== Supplied material
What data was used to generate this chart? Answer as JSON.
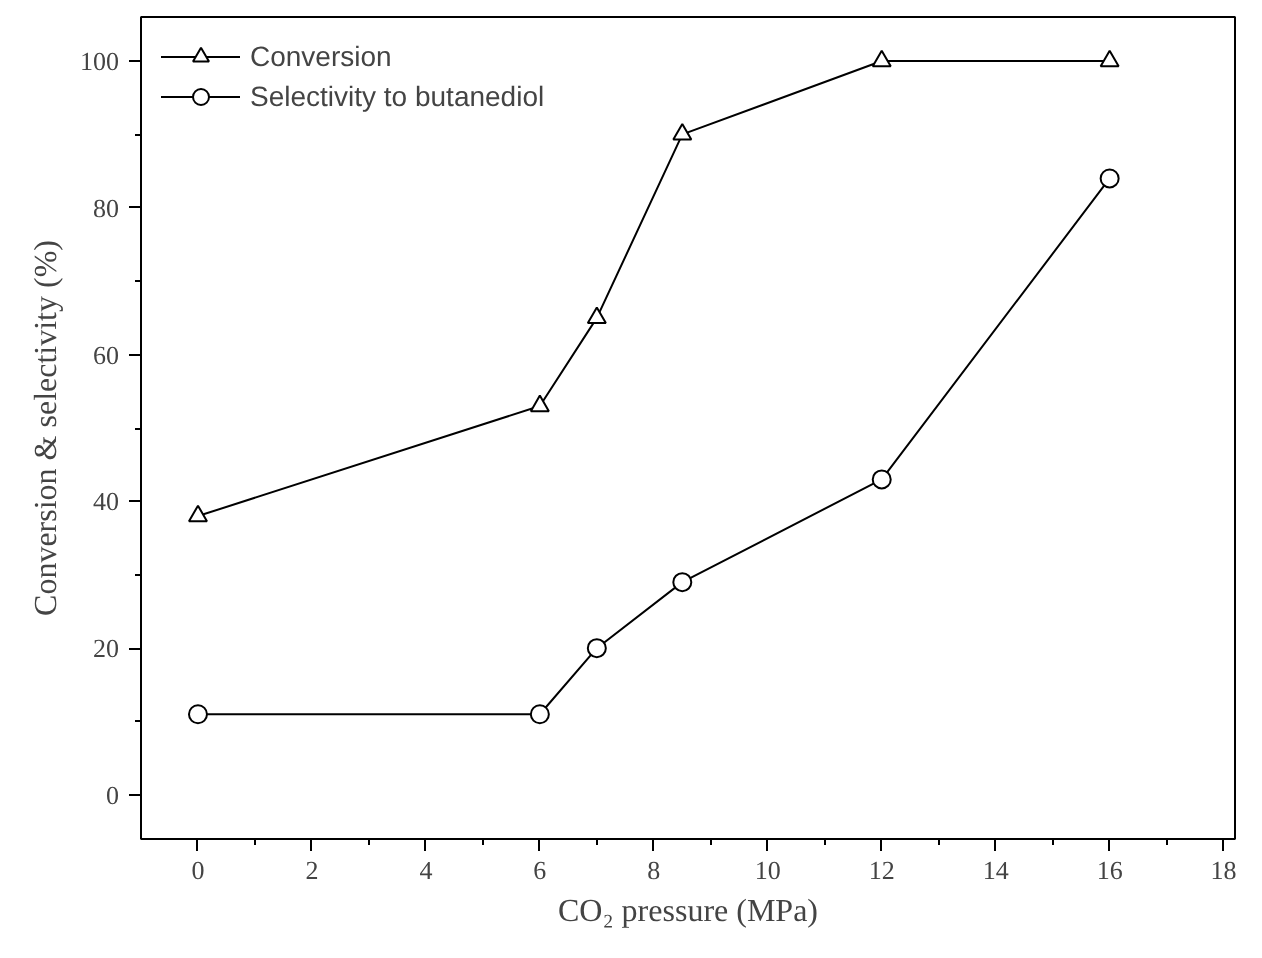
{
  "chart_data": {
    "type": "line",
    "xlabel": "CO₂ pressure (MPa)",
    "ylabel": "Conversion & selectivity (%)",
    "xlim": [
      -1,
      18.2
    ],
    "ylim": [
      -6,
      106
    ],
    "xticks": [
      0,
      2,
      4,
      6,
      8,
      10,
      12,
      14,
      16,
      18
    ],
    "yticks": [
      0,
      20,
      40,
      60,
      80,
      100
    ],
    "grid": false,
    "legend": "top left",
    "line_style": "solid",
    "series": [
      {
        "name": "Conversion",
        "color": "#000000",
        "marker": "triangle",
        "x": [
          0,
          6,
          7,
          8.5,
          12,
          16
        ],
        "values": [
          38,
          53,
          65,
          90,
          100,
          100
        ]
      },
      {
        "name": "Selectivity to butanediol",
        "color": "#000000",
        "marker": "circle",
        "x": [
          0,
          6,
          7,
          8.5,
          12,
          16
        ],
        "values": [
          11,
          11,
          20,
          29,
          43,
          84
        ]
      }
    ]
  }
}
====
Show every line above in which the word "name" occurs.

        "name": "Conversion",
        "name": "Selectivity to butanediol",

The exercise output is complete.